◆ WORK TO DO: Copy every line of the material below word for word, keeping each character, bracket and number unchanged.

- - - -

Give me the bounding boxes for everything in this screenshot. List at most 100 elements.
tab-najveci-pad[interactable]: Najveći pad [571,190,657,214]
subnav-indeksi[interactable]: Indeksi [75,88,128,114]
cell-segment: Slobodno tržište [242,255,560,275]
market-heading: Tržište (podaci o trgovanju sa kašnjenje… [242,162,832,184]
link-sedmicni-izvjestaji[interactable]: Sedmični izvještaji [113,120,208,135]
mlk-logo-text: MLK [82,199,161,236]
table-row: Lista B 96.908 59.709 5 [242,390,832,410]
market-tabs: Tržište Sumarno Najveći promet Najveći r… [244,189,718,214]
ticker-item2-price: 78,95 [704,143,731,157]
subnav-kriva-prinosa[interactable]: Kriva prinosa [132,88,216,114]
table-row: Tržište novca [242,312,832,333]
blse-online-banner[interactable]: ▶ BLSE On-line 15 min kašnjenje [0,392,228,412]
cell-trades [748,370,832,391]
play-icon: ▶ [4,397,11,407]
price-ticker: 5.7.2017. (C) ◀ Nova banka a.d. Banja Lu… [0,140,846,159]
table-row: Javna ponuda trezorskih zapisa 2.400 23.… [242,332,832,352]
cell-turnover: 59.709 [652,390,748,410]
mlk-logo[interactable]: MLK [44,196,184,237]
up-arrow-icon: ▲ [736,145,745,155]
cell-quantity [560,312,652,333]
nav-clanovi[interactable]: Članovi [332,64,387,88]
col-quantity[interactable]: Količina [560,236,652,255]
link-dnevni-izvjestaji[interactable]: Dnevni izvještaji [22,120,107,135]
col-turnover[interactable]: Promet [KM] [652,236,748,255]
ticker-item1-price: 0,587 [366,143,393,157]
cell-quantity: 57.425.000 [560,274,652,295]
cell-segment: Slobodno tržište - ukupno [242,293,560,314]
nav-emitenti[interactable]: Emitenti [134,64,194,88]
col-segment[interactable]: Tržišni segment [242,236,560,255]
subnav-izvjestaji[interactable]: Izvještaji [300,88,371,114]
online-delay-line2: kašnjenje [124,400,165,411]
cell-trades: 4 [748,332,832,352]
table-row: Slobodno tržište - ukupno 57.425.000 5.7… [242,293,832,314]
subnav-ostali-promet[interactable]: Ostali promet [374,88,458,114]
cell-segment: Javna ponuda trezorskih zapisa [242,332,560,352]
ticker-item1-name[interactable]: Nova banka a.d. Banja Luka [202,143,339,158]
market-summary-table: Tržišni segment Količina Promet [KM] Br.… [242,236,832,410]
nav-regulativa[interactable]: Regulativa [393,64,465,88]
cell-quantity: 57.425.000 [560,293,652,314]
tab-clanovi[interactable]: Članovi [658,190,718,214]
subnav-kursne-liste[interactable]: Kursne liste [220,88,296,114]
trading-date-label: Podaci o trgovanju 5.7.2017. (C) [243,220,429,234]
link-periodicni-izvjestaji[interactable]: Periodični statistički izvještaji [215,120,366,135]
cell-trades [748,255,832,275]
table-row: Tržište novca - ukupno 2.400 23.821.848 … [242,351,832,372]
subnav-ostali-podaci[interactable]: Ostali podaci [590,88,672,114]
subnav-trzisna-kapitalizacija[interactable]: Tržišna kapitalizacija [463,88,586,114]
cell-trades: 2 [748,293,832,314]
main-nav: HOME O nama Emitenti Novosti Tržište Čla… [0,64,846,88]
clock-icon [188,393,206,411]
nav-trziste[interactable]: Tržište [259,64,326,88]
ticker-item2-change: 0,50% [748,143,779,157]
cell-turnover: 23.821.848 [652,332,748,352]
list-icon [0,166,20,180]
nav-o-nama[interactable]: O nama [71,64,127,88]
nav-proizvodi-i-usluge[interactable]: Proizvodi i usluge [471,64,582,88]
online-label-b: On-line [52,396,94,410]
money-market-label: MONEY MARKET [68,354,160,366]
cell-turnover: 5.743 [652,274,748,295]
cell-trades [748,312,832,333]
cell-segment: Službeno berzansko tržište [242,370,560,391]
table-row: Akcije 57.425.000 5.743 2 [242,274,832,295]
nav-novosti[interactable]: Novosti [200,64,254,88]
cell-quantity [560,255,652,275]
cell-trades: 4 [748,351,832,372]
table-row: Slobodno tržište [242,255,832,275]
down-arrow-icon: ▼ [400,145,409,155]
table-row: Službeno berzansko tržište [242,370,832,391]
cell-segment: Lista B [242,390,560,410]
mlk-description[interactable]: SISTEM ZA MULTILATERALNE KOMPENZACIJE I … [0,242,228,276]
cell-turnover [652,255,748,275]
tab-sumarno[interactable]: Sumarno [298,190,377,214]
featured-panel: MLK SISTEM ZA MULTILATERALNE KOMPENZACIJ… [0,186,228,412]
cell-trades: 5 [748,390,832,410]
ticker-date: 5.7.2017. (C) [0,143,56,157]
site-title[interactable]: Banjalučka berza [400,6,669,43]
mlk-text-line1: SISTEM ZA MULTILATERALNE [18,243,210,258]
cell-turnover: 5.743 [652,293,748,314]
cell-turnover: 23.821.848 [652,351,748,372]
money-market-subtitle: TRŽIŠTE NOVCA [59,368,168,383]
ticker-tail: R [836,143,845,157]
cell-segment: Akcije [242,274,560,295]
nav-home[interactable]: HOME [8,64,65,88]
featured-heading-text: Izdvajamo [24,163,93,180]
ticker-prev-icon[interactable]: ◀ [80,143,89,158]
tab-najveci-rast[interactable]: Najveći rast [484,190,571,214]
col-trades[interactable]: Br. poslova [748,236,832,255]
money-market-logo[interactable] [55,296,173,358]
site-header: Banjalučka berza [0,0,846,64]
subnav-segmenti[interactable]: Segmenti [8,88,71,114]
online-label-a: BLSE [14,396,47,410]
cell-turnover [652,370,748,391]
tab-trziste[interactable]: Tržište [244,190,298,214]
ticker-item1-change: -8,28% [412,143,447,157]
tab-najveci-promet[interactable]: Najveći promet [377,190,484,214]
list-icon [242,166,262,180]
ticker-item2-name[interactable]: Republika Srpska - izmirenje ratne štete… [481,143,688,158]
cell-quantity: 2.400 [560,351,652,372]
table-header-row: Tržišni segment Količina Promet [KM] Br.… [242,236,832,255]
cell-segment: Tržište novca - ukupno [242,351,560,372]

- - - -

◆ COMPLETE RESPONSE:
Give me the bounding boxes for everything in this screenshot. List at most 100 elements.
tab-najveci-pad[interactable]: Najveći pad [571,190,657,214]
subnav-indeksi[interactable]: Indeksi [75,88,128,114]
cell-segment: Slobodno tržište [242,255,560,275]
market-heading: Tržište (podaci o trgovanju sa kašnjenje… [242,162,832,184]
link-sedmicni-izvjestaji[interactable]: Sedmični izvještaji [113,120,208,135]
mlk-logo-text: MLK [82,199,161,236]
table-row: Lista B 96.908 59.709 5 [242,390,832,410]
market-tabs: Tržište Sumarno Najveći promet Najveći r… [244,189,718,214]
ticker-item2-price: 78,95 [704,143,731,157]
subnav-kriva-prinosa[interactable]: Kriva prinosa [132,88,216,114]
table-row: Tržište novca [242,312,832,333]
blse-online-banner[interactable]: ▶ BLSE On-line 15 min kašnjenje [0,392,228,412]
cell-trades [748,370,832,391]
play-icon: ▶ [4,397,11,407]
price-ticker: 5.7.2017. (C) ◀ Nova banka a.d. Banja Lu… [0,140,846,159]
table-row: Javna ponuda trezorskih zapisa 2.400 23.… [242,332,832,352]
cell-turnover: 59.709 [652,390,748,410]
mlk-logo[interactable]: MLK [44,196,184,237]
up-arrow-icon: ▲ [736,145,745,155]
cell-quantity [560,312,652,333]
nav-clanovi[interactable]: Članovi [332,64,387,88]
col-quantity[interactable]: Količina [560,236,652,255]
link-dnevni-izvjestaji[interactable]: Dnevni izvještaji [22,120,107,135]
col-turnover[interactable]: Promet [KM] [652,236,748,255]
ticker-item1-price: 0,587 [366,143,393,157]
cell-quantity: 57.425.000 [560,274,652,295]
cell-segment: Slobodno tržište - ukupno [242,293,560,314]
nav-emitenti[interactable]: Emitenti [134,64,194,88]
col-segment[interactable]: Tržišni segment [242,236,560,255]
subnav-izvjestaji[interactable]: Izvještaji [300,88,371,114]
online-delay-line2: kašnjenje [124,400,165,411]
cell-trades: 4 [748,332,832,352]
table-row: Slobodno tržište - ukupno 57.425.000 5.7… [242,293,832,314]
subnav-ostali-promet[interactable]: Ostali promet [374,88,458,114]
cell-segment: Javna ponuda trezorskih zapisa [242,332,560,352]
ticker-item1-name[interactable]: Nova banka a.d. Banja Luka [202,143,339,158]
market-summary-table: Tržišni segment Količina Promet [KM] Br.… [242,236,832,410]
nav-regulativa[interactable]: Regulativa [393,64,465,88]
cell-quantity: 57.425.000 [560,293,652,314]
tab-clanovi[interactable]: Članovi [658,190,718,214]
subnav-kursne-liste[interactable]: Kursne liste [220,88,296,114]
trading-date-label: Podaci o trgovanju 5.7.2017. (C) [243,220,429,234]
link-periodicni-izvjestaji[interactable]: Periodični statistički izvještaji [215,120,366,135]
cell-trades [748,255,832,275]
table-row: Tržište novca - ukupno 2.400 23.821.848 … [242,351,832,372]
subnav-ostali-podaci[interactable]: Ostali podaci [590,88,672,114]
subnav-trzisna-kapitalizacija[interactable]: Tržišna kapitalizacija [463,88,586,114]
cell-trades: 2 [748,293,832,314]
main-nav: HOME O nama Emitenti Novosti Tržište Čla… [0,64,846,88]
clock-icon [188,393,206,411]
nav-trziste[interactable]: Tržište [259,64,326,88]
ticker-item2-change: 0,50% [748,143,779,157]
cell-turnover: 23.821.848 [652,332,748,352]
list-icon [0,166,20,180]
nav-o-nama[interactable]: O nama [71,64,127,88]
nav-proizvodi-i-usluge[interactable]: Proizvodi i usluge [471,64,582,88]
online-label-b: On-line [52,396,94,410]
money-market-label: MONEY MARKET [68,354,160,366]
cell-turnover: 5.743 [652,274,748,295]
cell-trades [748,312,832,333]
cell-segment: Službeno berzansko tržište [242,370,560,391]
table-row: Akcije 57.425.000 5.743 2 [242,274,832,295]
nav-novosti[interactable]: Novosti [200,64,254,88]
cell-quantity [560,255,652,275]
cell-trades: 4 [748,351,832,372]
table-row: Slobodno tržište [242,255,832,275]
down-arrow-icon: ▼ [400,145,409,155]
table-row: Službeno berzansko tržište [242,370,832,391]
cell-segment: Lista B [242,390,560,410]
mlk-description[interactable]: SISTEM ZA MULTILATERALNE KOMPENZACIJE I … [0,242,228,276]
cell-turnover [652,255,748,275]
tab-sumarno[interactable]: Sumarno [298,190,377,214]
featured-panel: MLK SISTEM ZA MULTILATERALNE KOMPENZACIJ… [0,186,228,412]
cell-trades: 5 [748,390,832,410]
ticker-date: 5.7.2017. (C) [0,143,56,157]
site-title[interactable]: Banjalučka berza [400,6,669,43]
mlk-text-line1: SISTEM ZA MULTILATERALNE [18,243,210,258]
cell-turnover: 5.743 [652,293,748,314]
cell-turnover: 23.821.848 [652,351,748,372]
money-market-subtitle: TRŽIŠTE NOVCA [59,368,168,383]
ticker-tail: R [836,143,845,157]
cell-segment: Akcije [242,274,560,295]
nav-home[interactable]: HOME [8,64,65,88]
featured-heading-text: Izdvajamo [24,163,93,180]
ticker-prev-icon[interactable]: ◀ [80,143,89,158]
tab-najveci-rast[interactable]: Najveći rast [484,190,571,214]
col-trades[interactable]: Br. poslova [748,236,832,255]
money-market-logo[interactable] [55,296,173,358]
site-header: Banjalučka berza [0,0,846,64]
subnav-segmenti[interactable]: Segmenti [8,88,71,114]
online-label-a: BLSE [14,396,47,410]
cell-turnover [652,370,748,391]
tab-trziste[interactable]: Tržište [244,190,298,214]
ticker-item1-change: -8,28% [412,143,447,157]
tab-najveci-promet[interactable]: Najveći promet [377,190,484,214]
list-icon [242,166,262,180]
ticker-item2-name[interactable]: Republika Srpska - izmirenje ratne štete… [481,143,688,158]
cell-quantity: 2.400 [560,351,652,372]
table-header-row: Tržišni segment Količina Promet [KM] Br.… [242,236,832,255]
cell-segment: Tržište novca - ukupno [242,351,560,372]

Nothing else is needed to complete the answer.